_YOUR TASK_: Report every line from the material that contains the word "统计基础理论及相关知识".

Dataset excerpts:
● ● ● ● ●

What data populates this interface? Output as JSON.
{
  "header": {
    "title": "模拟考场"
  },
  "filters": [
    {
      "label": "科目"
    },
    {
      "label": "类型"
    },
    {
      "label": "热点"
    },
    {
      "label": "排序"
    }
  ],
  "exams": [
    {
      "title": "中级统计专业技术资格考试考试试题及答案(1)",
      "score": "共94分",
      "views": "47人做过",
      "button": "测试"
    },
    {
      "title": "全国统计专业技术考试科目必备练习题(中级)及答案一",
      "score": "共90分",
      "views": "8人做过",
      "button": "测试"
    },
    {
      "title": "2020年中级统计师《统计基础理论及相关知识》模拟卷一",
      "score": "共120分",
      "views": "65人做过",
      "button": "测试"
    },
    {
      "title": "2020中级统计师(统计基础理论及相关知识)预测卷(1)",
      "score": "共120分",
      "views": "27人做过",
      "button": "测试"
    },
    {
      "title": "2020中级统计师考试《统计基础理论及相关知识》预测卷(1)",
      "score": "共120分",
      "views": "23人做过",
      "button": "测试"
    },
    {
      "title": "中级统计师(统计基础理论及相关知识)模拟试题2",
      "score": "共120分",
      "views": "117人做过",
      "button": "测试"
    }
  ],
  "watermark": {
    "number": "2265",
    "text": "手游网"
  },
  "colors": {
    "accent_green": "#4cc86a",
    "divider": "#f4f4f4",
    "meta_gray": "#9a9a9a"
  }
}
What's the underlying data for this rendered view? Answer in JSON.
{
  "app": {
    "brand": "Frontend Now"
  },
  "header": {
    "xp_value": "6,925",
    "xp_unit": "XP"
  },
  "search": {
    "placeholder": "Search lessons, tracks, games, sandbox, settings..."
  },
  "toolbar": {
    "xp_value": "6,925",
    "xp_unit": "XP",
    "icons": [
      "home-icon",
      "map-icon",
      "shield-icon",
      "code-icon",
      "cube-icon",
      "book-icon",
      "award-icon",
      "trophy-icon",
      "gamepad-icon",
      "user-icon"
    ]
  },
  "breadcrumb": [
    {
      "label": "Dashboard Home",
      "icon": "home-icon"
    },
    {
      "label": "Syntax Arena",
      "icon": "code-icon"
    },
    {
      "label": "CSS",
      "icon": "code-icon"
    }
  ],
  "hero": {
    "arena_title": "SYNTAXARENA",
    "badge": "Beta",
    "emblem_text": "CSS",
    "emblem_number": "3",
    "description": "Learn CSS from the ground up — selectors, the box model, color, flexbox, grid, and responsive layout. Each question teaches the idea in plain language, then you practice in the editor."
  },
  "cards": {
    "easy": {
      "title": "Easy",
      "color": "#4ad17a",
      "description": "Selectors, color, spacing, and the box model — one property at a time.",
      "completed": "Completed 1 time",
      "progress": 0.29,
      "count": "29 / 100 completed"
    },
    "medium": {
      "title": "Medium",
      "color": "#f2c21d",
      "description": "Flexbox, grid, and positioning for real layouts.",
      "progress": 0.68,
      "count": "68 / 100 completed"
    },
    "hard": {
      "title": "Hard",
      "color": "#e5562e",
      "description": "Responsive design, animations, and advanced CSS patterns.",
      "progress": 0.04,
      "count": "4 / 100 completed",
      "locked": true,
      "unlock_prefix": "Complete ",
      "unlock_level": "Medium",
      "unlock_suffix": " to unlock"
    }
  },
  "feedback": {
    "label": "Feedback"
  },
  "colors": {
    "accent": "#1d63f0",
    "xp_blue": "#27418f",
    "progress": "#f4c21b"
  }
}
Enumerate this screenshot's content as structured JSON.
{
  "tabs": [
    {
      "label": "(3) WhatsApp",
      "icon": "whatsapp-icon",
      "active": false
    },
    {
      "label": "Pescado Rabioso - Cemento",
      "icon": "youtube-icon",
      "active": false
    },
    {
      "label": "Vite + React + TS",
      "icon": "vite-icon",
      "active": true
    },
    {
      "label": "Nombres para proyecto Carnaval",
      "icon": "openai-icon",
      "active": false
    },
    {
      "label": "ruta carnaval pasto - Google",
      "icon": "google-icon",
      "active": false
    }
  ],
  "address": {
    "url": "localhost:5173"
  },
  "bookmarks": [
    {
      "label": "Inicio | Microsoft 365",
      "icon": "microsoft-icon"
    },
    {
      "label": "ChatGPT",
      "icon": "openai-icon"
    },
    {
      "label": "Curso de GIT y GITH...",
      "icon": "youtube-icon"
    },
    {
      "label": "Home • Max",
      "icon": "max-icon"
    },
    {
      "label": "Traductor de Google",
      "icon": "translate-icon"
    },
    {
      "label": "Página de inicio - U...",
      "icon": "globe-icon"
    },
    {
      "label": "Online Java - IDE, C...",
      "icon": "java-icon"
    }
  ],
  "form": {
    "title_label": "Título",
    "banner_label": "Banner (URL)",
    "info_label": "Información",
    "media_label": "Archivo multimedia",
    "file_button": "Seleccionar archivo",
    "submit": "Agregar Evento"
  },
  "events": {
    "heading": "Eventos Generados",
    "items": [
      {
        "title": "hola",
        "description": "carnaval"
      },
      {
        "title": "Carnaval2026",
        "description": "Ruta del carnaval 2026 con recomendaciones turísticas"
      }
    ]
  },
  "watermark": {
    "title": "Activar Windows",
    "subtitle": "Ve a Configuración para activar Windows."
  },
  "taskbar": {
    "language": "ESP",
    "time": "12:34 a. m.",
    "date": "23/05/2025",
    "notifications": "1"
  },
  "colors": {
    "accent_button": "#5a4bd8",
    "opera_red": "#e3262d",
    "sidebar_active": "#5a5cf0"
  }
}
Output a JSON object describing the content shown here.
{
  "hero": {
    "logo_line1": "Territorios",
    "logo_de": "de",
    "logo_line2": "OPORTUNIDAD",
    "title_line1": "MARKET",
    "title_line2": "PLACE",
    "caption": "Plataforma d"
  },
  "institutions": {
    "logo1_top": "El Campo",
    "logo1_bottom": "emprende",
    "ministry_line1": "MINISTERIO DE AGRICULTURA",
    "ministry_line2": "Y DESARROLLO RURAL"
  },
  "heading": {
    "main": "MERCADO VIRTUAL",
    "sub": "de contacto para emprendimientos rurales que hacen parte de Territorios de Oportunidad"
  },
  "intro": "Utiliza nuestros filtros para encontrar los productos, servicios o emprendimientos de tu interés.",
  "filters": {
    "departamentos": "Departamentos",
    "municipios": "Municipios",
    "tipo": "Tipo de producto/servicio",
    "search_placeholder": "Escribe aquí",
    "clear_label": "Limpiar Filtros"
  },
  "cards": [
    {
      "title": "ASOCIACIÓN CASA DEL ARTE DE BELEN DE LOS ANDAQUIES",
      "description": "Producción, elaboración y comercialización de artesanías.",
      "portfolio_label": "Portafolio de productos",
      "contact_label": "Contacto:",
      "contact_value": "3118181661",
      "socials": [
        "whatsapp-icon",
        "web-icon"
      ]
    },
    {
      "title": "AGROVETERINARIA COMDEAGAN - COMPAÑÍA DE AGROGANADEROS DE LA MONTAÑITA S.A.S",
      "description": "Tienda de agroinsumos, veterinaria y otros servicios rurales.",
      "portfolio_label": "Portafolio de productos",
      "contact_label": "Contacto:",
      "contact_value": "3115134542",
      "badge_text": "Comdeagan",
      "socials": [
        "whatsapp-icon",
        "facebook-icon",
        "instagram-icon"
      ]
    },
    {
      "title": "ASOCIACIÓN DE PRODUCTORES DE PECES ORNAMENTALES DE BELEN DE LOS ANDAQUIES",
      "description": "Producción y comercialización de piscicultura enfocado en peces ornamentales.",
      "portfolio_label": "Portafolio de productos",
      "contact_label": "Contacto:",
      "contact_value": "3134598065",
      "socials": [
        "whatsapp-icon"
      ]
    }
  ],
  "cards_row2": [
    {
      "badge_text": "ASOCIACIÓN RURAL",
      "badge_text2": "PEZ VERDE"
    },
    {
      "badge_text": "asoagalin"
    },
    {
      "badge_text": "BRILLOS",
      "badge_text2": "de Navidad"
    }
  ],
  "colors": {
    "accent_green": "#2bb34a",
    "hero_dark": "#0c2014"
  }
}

● ● ● ● ●

_FULL SOLUTION_:
      "title": "2020年中级统计师《统计基础理论及相关知识》模拟卷一",
      "title": "2020中级统计师(统计基础理论及相关知识)预测卷(1)",
      "title": "2020中级统计师考试《统计基础理论及相关知识》预测卷(1)",
      "title": "中级统计师(统计基础理论及相关知识)模拟试题2",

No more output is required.